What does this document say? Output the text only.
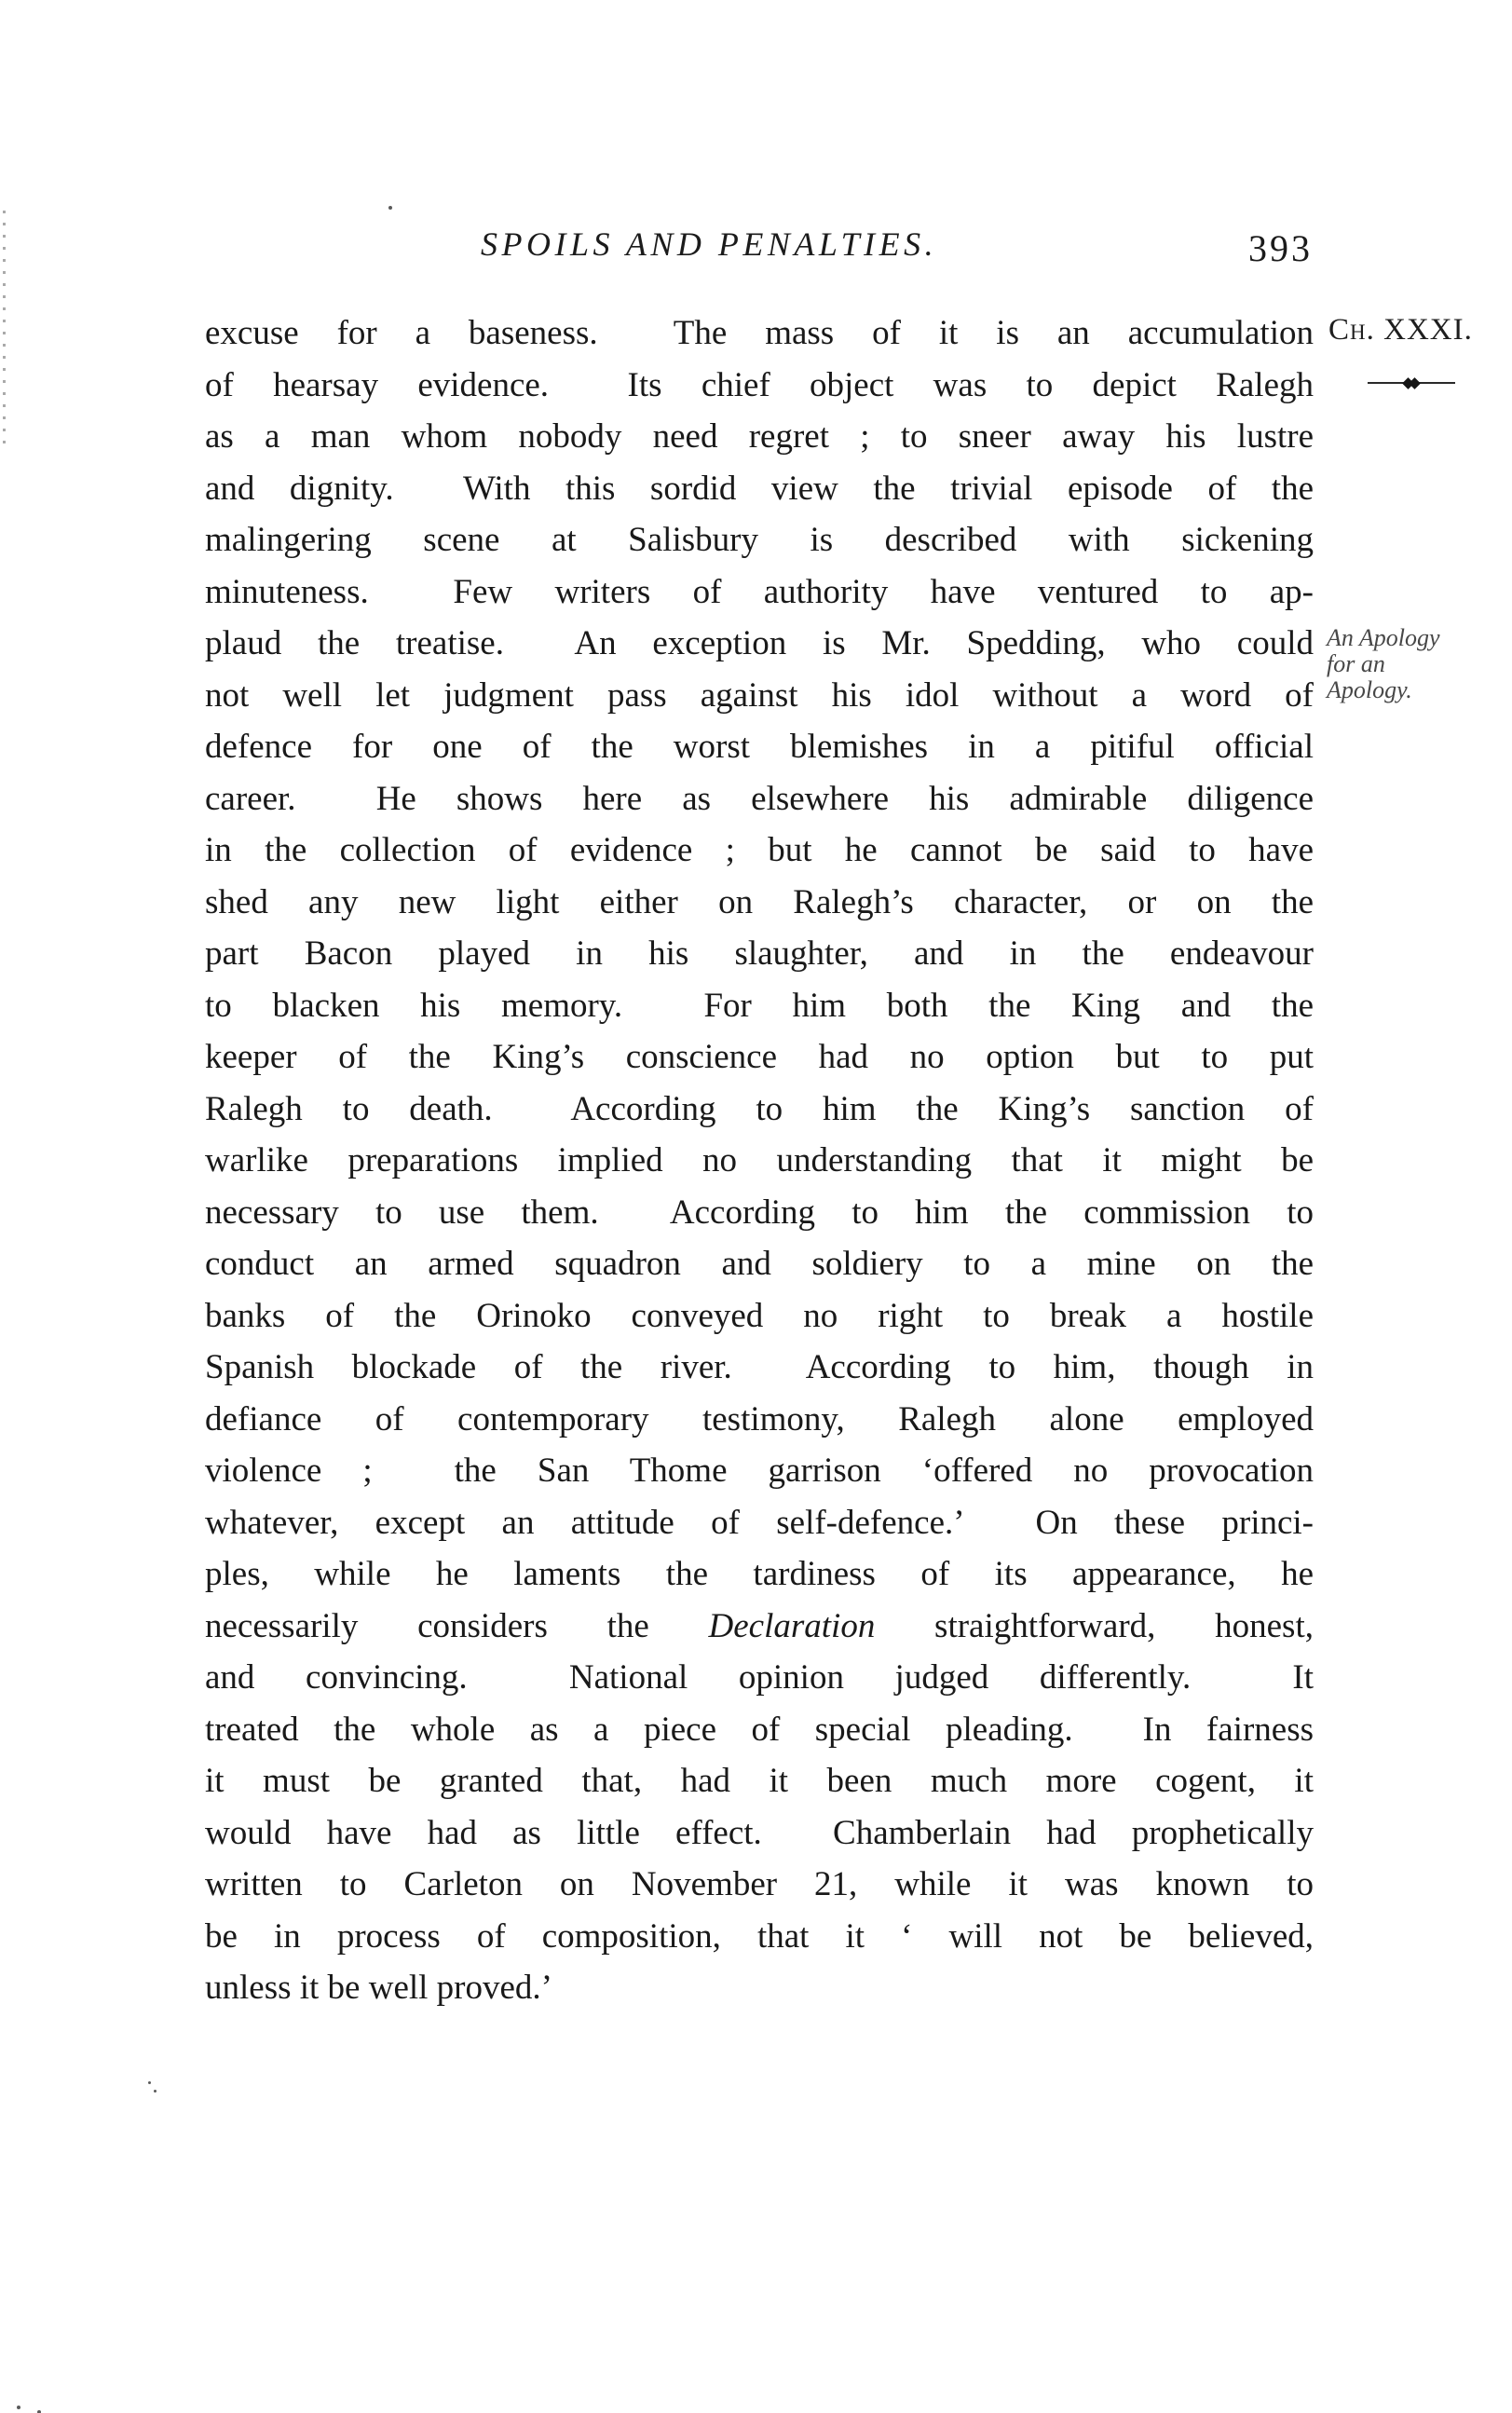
SPOILS AND PENALTIES.	393
Ch. XXXI.
An Apology
for an
Apology.
excuse for a baseness.  The mass of it is an accumulation
of hearsay evidence.  Its chief object was to depict Ralegh
as a man whom nobody need regret ; to sneer away his lustre
and dignity.  With this sordid view the trivial episode of the
malingering scene at Salisbury is described with sickening
minuteness.  Few writers of authority have ventured to ap-
plaud the treatise.  An exception is Mr. Spedding, who could
not well let judgment pass against his idol without a word of
defence for one of the worst blemishes in a pitiful official
career.  He shows here as elsewhere his admirable diligence
in the collection of evidence ; but he cannot be said to have
shed any new light either on Ralegh’s character, or on the
part Bacon played in his slaughter, and in the endeavour
to blacken his memory.  For him both the King and the
keeper of the King’s conscience had no option but to put
Ralegh to death.  According to him the King’s sanction of
warlike preparations implied no understanding that it might be
necessary to use them.  According to him the commission to
conduct an armed squadron and soldiery to a mine on the
banks of the Orinoko conveyed no right to break a hostile
Spanish blockade of the river.  According to him, though in
defiance of contemporary testimony, Ralegh alone employed
violence ;  the San Thome garrison ‘offered no provocation
whatever, except an attitude of self-defence.’  On these princi-
ples, while he laments the tardiness of its appearance, he
necessarily considers the Declaration straightforward, honest,
and convincing.  National opinion judged differently.  It
treated the whole as a piece of special pleading.  In fairness
it must be granted that, had it been much more cogent, it
would have had as little effect.  Chamberlain had prophetically
written to Carleton on November 21, while it was known to
be in process of composition, that it ‘ will not be believed,
unless it be well proved.’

-- WRITTEN EXERCISE --
What is the number of lines that hold the string "evidence"? Reply with that number alone.

-- RESULT OF THIS TASK --
2